--- BEGIN Input for this task ---

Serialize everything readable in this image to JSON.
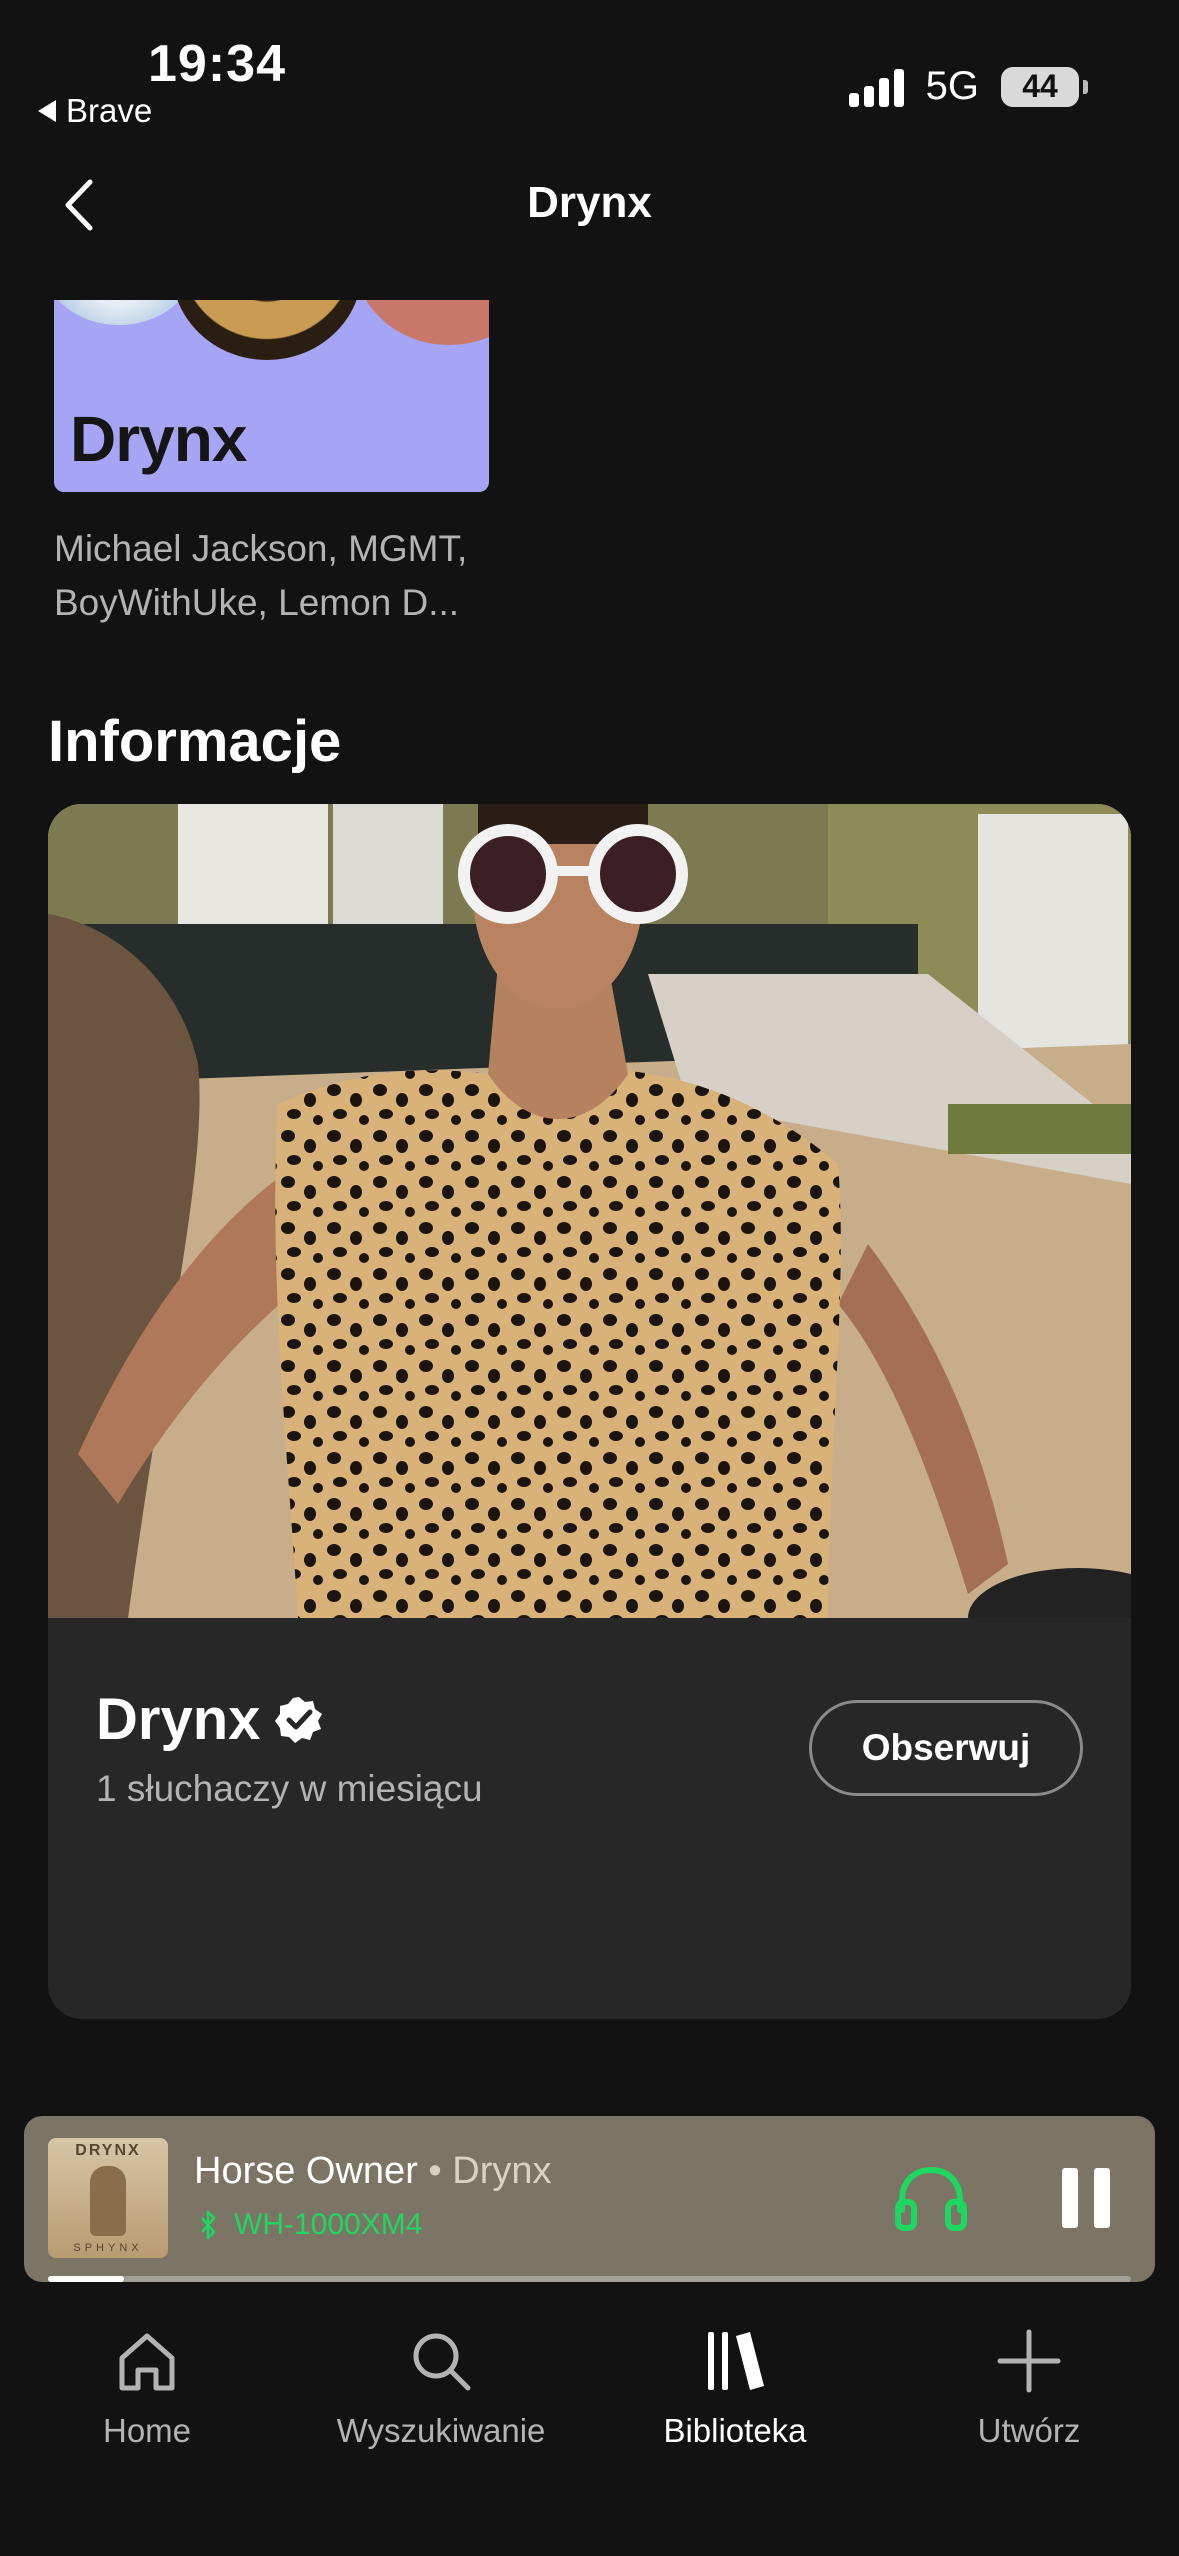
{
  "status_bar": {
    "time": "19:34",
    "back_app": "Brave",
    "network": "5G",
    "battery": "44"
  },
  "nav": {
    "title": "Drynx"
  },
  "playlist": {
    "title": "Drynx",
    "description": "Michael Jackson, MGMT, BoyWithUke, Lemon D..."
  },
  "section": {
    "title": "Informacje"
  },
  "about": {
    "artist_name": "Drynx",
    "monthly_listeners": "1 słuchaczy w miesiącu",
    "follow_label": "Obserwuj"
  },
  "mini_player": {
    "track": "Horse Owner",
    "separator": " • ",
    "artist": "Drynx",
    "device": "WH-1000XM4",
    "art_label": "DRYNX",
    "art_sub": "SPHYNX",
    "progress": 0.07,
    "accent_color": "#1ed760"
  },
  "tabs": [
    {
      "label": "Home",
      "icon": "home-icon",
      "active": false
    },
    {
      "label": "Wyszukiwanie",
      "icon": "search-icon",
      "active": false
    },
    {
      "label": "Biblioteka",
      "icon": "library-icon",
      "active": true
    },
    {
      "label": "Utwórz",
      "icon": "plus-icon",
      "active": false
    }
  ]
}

--- END Input for this task ---

Repeat all of the records verbatim, leaving out the pictures.

Serialize everything readable in this image to JSON.
{
  "status_bar": {
    "time": "19:34",
    "back_app": "Brave",
    "network": "5G",
    "battery": "44"
  },
  "nav": {
    "title": "Drynx"
  },
  "playlist": {
    "title": "Drynx",
    "description": "Michael Jackson, MGMT, BoyWithUke, Lemon D..."
  },
  "section": {
    "title": "Informacje"
  },
  "about": {
    "artist_name": "Drynx",
    "monthly_listeners": "1 słuchaczy w miesiącu",
    "follow_label": "Obserwuj"
  },
  "mini_player": {
    "track": "Horse Owner",
    "separator": " • ",
    "artist": "Drynx",
    "device": "WH-1000XM4",
    "art_label": "DRYNX",
    "art_sub": "SPHYNX",
    "progress": 0.07,
    "accent_color": "#1ed760"
  },
  "tabs": [
    {
      "label": "Home",
      "icon": "home-icon",
      "active": false
    },
    {
      "label": "Wyszukiwanie",
      "icon": "search-icon",
      "active": false
    },
    {
      "label": "Biblioteka",
      "icon": "library-icon",
      "active": true
    },
    {
      "label": "Utwórz",
      "icon": "plus-icon",
      "active": false
    }
  ]
}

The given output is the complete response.